* _Passage to read_
============

Ruth’s Blog: Teaching Handwriting in Reception

DO

1. Have enough tables available for children to practise at the same time (where have all the tables gone?).

2. Practise handwriting every day with the whole class for 10 to 15 minutes – that means everychild.

3. Provide books with plain paper for early formation and then wide lines when you teach them size and relative position.

4. Provide sharp pencils. Triangular grips and pencils help beginner writers – they make the tripod grip much easier to teach.

5.  Practise sitting in the perfect handwriting position. Once automatic, use a signal or say ‘Ready to write’ to trigger this position.

  • Hand ready in a tripod grip –  teach children how to do this right from Day 1.
  • Feet on the floor ?
  • Bottom at the back of the chair ?
  • Body one fist from the table ?
  • Shoulders down and relaxed ?
  • Lean forward slightly ?
  • Left/right hand holds the page ?

============

* _Exercise data_
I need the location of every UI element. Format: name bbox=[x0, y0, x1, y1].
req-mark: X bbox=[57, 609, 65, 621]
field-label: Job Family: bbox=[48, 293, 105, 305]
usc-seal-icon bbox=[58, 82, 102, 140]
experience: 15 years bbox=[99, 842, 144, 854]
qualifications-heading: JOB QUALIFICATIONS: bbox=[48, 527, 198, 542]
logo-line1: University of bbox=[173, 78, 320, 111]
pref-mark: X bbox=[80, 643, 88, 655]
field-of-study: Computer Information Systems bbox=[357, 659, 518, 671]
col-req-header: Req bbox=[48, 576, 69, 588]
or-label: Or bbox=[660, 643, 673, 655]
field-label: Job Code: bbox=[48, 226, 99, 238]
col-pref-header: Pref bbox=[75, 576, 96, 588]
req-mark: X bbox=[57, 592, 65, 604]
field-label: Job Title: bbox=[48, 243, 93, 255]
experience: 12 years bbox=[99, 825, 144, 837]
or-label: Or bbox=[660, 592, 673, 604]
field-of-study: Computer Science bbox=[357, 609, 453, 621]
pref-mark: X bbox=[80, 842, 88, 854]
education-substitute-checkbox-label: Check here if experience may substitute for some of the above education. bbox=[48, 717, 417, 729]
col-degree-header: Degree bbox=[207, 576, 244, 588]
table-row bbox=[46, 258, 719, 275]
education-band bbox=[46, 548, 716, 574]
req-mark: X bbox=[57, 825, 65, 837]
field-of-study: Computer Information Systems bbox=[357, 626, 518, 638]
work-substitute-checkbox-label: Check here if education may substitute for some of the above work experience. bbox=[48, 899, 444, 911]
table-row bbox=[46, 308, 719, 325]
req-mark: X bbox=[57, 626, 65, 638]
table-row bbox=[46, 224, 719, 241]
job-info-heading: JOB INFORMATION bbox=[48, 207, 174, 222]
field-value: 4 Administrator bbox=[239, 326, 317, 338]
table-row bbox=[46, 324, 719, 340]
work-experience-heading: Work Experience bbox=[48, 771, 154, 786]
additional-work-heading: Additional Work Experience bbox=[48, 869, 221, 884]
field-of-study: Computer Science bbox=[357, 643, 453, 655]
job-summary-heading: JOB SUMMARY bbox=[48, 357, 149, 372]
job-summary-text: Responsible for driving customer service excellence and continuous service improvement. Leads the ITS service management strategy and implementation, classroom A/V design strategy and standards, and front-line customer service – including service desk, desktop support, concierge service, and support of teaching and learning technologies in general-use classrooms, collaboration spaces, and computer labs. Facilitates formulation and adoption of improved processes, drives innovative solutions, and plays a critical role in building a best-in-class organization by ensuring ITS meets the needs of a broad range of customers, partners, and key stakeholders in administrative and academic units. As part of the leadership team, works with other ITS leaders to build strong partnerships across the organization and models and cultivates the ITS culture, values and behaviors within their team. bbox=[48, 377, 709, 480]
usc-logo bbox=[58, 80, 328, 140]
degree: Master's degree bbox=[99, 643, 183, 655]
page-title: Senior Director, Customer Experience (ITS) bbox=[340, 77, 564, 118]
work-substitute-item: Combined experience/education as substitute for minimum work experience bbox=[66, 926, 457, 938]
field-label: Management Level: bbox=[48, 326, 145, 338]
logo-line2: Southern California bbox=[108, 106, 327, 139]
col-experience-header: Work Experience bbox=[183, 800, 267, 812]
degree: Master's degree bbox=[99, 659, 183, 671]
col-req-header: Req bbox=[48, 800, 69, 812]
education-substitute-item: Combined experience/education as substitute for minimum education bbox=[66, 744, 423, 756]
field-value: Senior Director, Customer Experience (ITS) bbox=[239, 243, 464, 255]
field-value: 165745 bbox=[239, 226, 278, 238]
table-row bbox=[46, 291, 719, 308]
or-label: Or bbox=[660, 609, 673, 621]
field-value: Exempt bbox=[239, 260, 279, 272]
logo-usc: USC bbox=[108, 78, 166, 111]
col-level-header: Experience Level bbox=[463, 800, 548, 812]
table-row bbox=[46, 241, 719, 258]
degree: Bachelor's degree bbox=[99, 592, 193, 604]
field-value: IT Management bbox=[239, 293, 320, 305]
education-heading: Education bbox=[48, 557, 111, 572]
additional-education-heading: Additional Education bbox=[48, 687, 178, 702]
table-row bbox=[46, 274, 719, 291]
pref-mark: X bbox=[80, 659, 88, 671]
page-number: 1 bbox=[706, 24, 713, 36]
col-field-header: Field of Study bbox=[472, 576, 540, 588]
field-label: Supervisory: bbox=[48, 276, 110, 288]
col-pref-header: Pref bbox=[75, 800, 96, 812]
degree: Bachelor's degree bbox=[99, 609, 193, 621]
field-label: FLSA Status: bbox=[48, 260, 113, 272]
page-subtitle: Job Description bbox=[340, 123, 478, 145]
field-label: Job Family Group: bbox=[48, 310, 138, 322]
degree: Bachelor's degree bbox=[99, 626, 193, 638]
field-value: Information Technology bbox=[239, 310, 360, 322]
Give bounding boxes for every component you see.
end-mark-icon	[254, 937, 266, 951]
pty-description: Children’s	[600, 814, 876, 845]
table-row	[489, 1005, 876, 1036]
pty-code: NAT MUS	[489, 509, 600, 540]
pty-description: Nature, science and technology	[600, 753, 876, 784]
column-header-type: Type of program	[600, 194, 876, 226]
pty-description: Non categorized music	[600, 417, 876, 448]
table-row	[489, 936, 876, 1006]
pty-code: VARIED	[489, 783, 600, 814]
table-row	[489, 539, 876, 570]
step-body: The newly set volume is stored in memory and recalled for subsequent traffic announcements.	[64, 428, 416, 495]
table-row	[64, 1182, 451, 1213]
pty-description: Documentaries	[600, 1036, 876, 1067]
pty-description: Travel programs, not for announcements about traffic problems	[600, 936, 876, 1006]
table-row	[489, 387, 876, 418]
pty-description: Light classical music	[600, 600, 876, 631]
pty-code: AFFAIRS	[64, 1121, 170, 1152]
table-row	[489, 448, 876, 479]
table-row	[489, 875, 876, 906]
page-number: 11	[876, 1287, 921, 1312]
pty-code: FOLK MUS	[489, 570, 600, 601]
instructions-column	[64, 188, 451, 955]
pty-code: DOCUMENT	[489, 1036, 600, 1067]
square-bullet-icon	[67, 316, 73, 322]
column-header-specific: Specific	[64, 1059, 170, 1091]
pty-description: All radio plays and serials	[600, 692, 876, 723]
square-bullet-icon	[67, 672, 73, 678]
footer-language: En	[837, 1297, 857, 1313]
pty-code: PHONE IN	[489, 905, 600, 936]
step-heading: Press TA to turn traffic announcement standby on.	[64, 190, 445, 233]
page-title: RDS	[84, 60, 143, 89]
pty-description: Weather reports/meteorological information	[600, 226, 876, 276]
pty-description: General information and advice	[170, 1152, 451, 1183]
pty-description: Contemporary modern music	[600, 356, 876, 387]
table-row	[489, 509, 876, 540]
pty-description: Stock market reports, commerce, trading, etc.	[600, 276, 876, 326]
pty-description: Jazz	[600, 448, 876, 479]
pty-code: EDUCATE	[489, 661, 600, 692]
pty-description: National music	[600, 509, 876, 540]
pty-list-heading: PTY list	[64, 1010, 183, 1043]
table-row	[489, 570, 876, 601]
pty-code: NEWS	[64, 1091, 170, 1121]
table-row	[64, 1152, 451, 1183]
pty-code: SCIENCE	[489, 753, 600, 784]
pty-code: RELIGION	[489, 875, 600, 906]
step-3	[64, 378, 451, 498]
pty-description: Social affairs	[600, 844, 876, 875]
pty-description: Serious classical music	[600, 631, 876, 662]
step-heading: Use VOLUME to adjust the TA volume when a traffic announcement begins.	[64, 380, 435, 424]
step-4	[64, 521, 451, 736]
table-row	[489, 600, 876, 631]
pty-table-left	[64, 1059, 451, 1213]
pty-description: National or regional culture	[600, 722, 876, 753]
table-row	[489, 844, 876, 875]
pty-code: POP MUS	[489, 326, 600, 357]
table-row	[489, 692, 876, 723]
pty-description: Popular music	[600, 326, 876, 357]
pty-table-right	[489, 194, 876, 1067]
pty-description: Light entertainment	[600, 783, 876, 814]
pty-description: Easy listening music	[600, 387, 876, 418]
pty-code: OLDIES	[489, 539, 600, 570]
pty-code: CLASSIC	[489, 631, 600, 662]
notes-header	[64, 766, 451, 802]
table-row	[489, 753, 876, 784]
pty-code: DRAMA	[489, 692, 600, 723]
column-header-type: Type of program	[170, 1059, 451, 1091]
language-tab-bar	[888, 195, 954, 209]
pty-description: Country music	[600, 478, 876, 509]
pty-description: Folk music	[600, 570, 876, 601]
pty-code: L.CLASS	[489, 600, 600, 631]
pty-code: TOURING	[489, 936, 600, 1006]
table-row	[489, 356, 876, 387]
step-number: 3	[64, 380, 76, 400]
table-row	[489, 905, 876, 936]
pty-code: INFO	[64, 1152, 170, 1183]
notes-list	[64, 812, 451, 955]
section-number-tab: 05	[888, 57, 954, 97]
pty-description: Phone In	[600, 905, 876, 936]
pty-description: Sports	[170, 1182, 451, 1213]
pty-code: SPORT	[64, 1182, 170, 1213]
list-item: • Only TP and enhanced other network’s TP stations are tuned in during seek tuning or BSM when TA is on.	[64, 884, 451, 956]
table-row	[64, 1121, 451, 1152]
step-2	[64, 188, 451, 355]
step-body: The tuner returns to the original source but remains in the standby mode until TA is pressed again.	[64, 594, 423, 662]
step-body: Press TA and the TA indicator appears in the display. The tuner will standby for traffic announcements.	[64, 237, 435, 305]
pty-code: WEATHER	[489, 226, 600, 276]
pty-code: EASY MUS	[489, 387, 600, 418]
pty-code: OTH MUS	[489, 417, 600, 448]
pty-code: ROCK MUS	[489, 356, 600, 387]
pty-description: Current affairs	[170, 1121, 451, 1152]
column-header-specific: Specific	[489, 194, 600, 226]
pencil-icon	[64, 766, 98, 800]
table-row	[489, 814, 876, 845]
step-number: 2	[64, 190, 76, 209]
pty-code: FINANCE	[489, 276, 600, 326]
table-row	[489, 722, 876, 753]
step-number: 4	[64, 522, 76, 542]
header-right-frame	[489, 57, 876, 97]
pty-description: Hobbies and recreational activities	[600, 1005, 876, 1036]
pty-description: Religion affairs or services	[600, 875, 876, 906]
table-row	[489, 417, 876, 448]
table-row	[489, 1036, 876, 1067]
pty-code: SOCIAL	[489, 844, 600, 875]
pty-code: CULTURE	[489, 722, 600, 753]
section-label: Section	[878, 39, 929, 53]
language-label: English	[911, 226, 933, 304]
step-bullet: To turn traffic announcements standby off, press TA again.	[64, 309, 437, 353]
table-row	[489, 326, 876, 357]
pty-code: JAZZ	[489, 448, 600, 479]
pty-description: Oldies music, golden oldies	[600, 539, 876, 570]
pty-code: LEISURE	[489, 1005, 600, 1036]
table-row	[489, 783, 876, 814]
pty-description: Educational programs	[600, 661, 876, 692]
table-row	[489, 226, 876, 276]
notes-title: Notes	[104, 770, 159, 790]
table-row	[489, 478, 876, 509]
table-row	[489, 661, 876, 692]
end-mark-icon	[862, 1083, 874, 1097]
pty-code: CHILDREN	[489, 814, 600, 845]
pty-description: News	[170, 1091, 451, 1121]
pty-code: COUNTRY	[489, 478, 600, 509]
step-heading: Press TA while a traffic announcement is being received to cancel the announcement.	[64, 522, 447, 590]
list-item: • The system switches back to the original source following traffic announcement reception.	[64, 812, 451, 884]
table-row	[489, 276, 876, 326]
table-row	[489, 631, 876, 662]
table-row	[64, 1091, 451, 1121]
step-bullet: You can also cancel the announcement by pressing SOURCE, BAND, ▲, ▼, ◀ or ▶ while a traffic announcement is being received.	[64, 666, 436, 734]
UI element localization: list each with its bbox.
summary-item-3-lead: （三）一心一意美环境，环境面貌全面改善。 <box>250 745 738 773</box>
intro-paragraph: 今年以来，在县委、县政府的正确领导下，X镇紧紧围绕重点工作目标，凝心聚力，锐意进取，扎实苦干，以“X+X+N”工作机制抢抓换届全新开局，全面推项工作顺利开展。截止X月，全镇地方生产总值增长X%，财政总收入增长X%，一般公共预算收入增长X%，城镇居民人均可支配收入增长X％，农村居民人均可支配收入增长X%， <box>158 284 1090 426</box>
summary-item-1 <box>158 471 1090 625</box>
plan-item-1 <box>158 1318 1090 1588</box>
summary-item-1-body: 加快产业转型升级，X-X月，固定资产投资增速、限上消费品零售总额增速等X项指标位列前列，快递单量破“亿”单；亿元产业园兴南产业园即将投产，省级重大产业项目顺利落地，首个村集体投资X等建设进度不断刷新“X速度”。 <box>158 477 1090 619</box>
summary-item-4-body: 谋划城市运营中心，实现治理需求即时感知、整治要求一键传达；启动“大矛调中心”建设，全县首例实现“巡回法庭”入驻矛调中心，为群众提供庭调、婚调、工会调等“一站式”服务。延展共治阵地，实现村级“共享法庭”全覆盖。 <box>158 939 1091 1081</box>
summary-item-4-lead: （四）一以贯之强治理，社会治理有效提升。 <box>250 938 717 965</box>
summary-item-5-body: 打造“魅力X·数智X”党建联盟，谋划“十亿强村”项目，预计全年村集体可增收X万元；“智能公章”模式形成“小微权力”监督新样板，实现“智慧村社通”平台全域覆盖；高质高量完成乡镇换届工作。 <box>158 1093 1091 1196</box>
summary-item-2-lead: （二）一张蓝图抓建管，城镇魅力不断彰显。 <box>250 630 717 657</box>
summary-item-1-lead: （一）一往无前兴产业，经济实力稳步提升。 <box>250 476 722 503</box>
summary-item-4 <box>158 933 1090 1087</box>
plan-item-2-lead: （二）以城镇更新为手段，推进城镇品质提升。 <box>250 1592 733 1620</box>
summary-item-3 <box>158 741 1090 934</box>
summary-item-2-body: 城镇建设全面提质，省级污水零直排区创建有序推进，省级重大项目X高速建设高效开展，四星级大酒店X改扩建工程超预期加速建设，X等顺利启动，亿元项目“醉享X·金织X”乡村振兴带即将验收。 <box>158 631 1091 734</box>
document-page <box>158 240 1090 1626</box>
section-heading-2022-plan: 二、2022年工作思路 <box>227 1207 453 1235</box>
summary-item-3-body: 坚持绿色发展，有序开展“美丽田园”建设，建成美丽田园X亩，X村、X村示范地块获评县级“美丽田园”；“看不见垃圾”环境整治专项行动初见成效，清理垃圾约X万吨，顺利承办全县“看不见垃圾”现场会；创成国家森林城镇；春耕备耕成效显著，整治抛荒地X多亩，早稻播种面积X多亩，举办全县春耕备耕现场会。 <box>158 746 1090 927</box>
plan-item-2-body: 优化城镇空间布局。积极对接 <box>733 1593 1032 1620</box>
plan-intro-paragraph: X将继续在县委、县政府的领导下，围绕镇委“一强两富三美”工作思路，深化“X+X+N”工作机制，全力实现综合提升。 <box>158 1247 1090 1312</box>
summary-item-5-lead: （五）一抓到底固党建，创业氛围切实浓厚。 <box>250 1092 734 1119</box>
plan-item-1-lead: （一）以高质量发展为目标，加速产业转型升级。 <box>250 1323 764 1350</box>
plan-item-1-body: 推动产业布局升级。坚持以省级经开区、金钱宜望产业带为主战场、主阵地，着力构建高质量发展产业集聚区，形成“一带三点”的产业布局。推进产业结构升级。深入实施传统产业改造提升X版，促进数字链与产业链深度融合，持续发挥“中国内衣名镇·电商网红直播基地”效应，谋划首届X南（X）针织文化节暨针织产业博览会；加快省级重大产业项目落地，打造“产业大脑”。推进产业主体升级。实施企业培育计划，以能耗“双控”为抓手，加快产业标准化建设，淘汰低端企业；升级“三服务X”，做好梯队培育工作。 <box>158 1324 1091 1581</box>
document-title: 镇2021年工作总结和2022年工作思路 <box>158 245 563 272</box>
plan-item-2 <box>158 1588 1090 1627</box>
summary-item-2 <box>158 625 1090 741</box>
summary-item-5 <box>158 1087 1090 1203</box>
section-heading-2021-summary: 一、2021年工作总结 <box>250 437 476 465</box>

============

* _Required work_
Reproduce, word for word, the stretch of the blog post on teaching handwriting from "1. Have enough tables available" through "easier to teach.".

* _Final answer_
1. Have enough tables available for children to practise at the same time (where have all the tables gone?).

2. Practise handwriting every day with the whole class for 10 to 15 minutes – that means everychild.

3. Provide books with plain paper for early formation and then wide lines when you teach them size and relative position.

4. Provide sharp pencils. Triangular grips and pencils help beginner writers – they make the tripod grip much easier to teach.